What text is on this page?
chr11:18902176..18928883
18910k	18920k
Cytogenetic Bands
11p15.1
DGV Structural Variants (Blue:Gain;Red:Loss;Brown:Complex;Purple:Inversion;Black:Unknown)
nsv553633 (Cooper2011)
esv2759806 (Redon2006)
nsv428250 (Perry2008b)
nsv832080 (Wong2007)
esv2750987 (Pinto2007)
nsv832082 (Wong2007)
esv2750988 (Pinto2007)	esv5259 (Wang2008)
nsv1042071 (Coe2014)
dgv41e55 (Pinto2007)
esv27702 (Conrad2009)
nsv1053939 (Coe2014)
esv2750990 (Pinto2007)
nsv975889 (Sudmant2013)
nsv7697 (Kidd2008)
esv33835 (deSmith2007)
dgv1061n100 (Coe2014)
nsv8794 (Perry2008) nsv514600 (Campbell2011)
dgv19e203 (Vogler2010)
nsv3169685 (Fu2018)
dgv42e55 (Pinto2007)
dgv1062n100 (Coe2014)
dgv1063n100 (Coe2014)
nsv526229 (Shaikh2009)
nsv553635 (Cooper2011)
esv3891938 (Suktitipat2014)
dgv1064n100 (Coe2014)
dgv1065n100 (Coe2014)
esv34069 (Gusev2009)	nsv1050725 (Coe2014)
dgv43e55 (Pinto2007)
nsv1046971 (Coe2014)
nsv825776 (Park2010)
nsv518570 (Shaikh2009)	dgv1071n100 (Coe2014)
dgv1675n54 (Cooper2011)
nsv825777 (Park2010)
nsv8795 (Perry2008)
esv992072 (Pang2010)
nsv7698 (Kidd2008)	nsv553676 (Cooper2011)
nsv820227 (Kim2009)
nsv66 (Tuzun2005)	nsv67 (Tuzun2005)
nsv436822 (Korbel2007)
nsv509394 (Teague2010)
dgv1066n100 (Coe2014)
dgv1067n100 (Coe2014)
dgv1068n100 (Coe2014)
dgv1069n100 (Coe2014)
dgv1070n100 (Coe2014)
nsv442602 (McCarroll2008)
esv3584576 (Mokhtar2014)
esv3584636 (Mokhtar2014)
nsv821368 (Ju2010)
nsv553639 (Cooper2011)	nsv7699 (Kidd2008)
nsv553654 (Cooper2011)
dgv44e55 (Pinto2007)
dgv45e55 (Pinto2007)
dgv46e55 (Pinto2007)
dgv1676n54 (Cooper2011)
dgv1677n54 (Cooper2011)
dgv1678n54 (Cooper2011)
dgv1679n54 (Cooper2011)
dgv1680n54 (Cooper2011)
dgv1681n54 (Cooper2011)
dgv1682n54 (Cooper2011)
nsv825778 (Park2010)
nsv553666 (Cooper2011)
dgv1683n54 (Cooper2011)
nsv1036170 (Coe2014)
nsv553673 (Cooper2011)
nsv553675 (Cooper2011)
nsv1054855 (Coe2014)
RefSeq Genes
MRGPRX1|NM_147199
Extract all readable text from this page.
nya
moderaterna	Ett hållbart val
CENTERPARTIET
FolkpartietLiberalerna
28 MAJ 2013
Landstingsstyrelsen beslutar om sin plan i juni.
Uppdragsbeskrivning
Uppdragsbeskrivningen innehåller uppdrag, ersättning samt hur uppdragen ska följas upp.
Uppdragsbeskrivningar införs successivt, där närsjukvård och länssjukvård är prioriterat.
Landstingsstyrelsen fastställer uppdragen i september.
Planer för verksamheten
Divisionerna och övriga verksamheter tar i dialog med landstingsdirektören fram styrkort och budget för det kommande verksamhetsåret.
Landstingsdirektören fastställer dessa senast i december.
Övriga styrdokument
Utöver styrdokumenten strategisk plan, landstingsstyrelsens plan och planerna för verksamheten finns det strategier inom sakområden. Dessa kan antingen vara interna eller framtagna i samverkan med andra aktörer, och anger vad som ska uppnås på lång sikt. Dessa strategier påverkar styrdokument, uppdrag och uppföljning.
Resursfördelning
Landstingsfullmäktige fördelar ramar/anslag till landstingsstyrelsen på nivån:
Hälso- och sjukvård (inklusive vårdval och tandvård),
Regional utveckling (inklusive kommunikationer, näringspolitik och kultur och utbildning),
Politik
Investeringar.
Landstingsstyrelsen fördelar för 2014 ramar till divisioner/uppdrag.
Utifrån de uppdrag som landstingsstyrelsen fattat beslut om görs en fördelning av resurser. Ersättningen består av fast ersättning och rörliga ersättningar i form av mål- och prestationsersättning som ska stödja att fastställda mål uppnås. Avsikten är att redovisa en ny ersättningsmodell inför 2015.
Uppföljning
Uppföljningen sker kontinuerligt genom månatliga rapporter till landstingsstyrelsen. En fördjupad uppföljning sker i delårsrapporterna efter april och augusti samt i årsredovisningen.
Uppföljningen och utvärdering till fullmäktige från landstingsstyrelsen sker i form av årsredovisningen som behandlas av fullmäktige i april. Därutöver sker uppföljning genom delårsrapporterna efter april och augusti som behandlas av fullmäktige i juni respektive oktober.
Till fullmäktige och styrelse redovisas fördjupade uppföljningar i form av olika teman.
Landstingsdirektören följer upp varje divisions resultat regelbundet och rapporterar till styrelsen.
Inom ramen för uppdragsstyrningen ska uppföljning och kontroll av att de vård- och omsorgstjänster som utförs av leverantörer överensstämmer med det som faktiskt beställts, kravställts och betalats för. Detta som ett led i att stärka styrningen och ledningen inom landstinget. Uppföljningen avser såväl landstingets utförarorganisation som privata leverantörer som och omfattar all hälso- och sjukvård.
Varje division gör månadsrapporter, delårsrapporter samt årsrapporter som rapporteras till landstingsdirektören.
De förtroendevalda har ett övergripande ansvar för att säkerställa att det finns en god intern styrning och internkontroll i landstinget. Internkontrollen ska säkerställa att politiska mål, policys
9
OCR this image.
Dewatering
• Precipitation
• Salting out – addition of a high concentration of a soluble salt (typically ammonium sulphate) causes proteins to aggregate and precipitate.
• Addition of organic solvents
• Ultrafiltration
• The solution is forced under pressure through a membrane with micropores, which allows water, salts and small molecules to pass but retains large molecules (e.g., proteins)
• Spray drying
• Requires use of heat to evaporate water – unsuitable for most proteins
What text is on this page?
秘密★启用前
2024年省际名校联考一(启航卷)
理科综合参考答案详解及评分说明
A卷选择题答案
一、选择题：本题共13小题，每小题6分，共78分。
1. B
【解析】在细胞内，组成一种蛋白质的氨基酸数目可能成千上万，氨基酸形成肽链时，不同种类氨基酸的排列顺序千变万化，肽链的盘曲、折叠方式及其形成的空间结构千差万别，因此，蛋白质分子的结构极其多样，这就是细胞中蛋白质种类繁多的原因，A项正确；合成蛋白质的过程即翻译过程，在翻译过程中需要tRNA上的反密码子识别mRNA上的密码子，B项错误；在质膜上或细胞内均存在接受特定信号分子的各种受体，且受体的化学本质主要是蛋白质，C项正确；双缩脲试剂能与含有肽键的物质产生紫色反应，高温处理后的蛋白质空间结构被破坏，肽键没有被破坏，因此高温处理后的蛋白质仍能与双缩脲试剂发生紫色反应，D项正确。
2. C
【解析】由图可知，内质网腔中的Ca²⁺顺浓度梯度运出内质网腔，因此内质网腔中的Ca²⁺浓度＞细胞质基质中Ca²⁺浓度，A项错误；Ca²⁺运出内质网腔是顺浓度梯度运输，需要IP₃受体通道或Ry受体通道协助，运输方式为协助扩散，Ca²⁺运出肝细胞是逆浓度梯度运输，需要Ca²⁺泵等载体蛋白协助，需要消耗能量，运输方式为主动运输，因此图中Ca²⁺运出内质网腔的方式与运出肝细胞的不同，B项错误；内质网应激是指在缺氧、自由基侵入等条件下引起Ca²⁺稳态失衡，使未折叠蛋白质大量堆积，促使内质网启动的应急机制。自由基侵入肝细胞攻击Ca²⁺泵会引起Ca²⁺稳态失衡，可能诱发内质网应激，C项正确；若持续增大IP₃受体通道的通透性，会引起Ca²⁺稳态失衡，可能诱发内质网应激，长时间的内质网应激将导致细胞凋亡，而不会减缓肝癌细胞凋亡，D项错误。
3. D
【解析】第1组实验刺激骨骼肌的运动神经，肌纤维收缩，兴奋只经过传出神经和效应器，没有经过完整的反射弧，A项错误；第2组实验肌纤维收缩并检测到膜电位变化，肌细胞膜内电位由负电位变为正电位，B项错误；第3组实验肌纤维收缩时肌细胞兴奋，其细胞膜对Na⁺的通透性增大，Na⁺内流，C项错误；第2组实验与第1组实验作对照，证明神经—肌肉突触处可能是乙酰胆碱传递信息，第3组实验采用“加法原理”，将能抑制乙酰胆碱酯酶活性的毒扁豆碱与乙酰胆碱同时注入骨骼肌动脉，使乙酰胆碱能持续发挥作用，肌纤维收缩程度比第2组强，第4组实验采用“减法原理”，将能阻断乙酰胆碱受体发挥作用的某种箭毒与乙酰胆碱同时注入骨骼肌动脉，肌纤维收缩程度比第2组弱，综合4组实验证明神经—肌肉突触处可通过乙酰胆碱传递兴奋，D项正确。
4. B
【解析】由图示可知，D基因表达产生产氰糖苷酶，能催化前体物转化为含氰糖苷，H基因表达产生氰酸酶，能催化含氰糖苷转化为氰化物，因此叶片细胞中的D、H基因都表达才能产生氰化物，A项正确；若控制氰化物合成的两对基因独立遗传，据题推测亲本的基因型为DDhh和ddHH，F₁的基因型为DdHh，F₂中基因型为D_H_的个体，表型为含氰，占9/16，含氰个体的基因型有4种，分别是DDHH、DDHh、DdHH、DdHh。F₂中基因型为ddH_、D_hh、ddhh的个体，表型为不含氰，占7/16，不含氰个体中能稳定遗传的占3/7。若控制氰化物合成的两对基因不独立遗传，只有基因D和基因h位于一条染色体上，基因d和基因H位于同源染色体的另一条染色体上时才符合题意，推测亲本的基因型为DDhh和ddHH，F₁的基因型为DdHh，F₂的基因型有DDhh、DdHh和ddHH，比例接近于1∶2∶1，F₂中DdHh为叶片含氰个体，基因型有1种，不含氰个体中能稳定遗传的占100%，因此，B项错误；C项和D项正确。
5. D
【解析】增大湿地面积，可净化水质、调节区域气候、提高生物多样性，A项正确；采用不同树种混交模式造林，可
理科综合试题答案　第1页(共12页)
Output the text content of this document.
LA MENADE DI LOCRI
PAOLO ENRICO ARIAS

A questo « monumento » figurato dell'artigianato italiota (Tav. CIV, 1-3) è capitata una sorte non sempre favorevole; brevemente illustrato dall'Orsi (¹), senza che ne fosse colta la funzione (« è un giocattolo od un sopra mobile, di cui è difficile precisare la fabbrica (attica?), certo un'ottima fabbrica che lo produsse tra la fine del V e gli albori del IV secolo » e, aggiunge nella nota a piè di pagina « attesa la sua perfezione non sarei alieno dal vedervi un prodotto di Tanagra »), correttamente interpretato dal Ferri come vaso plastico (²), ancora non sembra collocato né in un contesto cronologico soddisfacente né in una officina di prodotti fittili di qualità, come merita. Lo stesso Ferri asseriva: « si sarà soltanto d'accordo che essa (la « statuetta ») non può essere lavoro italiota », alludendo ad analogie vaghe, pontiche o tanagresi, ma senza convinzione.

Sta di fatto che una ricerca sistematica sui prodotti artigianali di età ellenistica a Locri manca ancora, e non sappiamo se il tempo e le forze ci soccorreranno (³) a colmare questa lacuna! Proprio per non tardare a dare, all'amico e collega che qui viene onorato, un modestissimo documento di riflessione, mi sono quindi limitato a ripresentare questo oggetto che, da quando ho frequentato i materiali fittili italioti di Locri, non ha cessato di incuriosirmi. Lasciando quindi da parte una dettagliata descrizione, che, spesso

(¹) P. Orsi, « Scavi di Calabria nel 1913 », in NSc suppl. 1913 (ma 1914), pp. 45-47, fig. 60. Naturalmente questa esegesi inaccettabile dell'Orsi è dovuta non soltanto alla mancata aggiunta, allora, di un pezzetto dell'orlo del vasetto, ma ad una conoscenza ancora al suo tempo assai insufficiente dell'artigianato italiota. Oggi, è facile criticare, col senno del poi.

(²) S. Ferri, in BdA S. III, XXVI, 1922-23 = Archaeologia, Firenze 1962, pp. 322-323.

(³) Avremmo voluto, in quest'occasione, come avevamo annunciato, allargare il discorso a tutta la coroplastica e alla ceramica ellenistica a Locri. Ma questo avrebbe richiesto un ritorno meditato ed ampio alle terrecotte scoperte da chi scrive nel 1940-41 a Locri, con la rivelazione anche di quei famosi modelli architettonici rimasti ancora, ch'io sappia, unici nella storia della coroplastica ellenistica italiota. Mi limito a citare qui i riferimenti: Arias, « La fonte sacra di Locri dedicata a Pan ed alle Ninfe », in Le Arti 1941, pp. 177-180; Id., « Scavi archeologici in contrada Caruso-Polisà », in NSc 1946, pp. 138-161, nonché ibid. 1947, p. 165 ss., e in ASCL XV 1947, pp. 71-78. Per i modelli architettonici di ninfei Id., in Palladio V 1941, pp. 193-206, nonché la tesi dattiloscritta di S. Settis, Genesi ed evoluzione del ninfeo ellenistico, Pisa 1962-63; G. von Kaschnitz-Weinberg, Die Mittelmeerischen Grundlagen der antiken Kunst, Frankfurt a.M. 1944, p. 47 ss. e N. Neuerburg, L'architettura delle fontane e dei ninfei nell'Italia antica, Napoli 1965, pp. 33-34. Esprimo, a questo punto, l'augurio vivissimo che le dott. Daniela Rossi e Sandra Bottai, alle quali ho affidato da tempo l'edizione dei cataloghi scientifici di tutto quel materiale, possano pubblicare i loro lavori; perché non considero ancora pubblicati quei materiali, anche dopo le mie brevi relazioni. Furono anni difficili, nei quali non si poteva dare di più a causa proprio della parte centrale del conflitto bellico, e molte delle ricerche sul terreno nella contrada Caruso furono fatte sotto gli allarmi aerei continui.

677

WORK REQUEST:
Return each line of the material in which the string "ersättning" can be found.

ANSWER SECTION:
Uppdragsbeskrivningen innehåller uppdrag, ersättning samt hur uppdragen ska följas upp.
Utifrån de uppdrag som landstingsstyrelsen fattat beslut om görs en fördelning av resurser. Ersättningen består av fast ersättning och rörliga ersättningar i form av mål- och prestationsersättning som ska stödja att fastställda mål uppnås. Avsikten är att redovisa en ny ersättningsmodell inför 2015.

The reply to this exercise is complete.